- _Data listing_
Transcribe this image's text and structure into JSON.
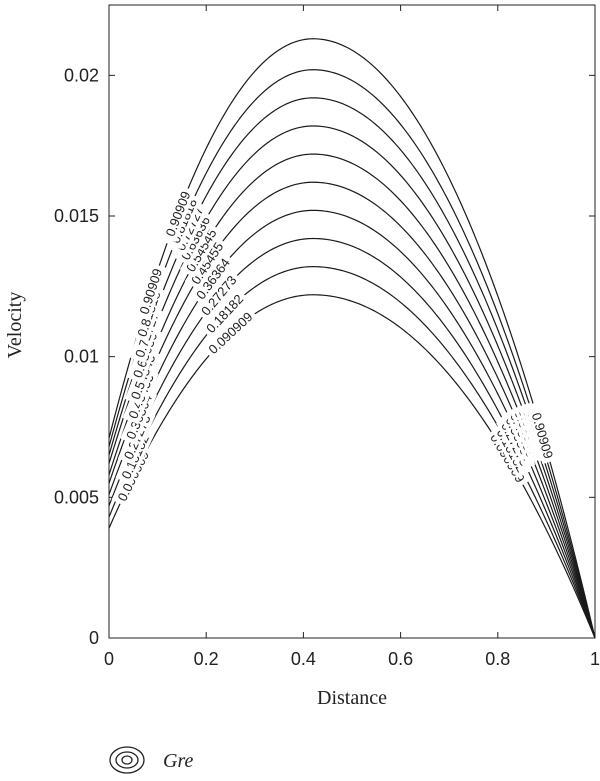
{
  "chart_data": {
    "type": "line",
    "xlabel": "Distance",
    "ylabel": "Velocity",
    "xlim": [
      0,
      1
    ],
    "ylim": [
      0,
      0.0225
    ],
    "x_ticks": [
      "0",
      "0.2",
      "0.4",
      "0.6",
      "0.8",
      "1"
    ],
    "y_ticks": [
      "0",
      "0.005",
      "0.01",
      "0.015",
      "0.02"
    ],
    "grid": false,
    "legend": {
      "position": "bottom-left",
      "entries": [
        "Gre"
      ]
    },
    "series": [
      {
        "name": "0.090909",
        "peak_x": 0.42,
        "peak_y": 0.0122,
        "y_at_x0": 0.0039,
        "y_at_x1": 0
      },
      {
        "name": "0.18182",
        "peak_x": 0.42,
        "peak_y": 0.0132,
        "y_at_x0": 0.0043,
        "y_at_x1": 0
      },
      {
        "name": "0.27273",
        "peak_x": 0.42,
        "peak_y": 0.0142,
        "y_at_x0": 0.0047,
        "y_at_x1": 0
      },
      {
        "name": "0.36364",
        "peak_x": 0.42,
        "peak_y": 0.0152,
        "y_at_x0": 0.0051,
        "y_at_x1": 0
      },
      {
        "name": "0.45455",
        "peak_x": 0.42,
        "peak_y": 0.0162,
        "y_at_x0": 0.0055,
        "y_at_x1": 0
      },
      {
        "name": "0.54545",
        "peak_x": 0.42,
        "peak_y": 0.0172,
        "y_at_x0": 0.0058,
        "y_at_x1": 0
      },
      {
        "name": "0.63636",
        "peak_x": 0.42,
        "peak_y": 0.0182,
        "y_at_x0": 0.0062,
        "y_at_x1": 0
      },
      {
        "name": "0.72727",
        "peak_x": 0.42,
        "peak_y": 0.0192,
        "y_at_x0": 0.0065,
        "y_at_x1": 0
      },
      {
        "name": "0.81818",
        "peak_x": 0.42,
        "peak_y": 0.0202,
        "y_at_x0": 0.0068,
        "y_at_x1": 0
      },
      {
        "name": "0.90909",
        "peak_x": 0.42,
        "peak_y": 0.0213,
        "y_at_x0": 0.0071,
        "y_at_x1": 0
      }
    ]
  },
  "colors": {
    "line": "#1a1a1a",
    "axis": "#222222",
    "background": "#ffffff"
  }
}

- _Stated exercise_
Show every line in the entries where the string "name" occurs.

- _Task solution_
        "name": "0.090909",
        "name": "0.18182",
        "name": "0.27273",
        "name": "0.36364",
        "name": "0.45455",
        "name": "0.54545",
        "name": "0.63636",
        "name": "0.72727",
        "name": "0.81818",
        "name": "0.90909",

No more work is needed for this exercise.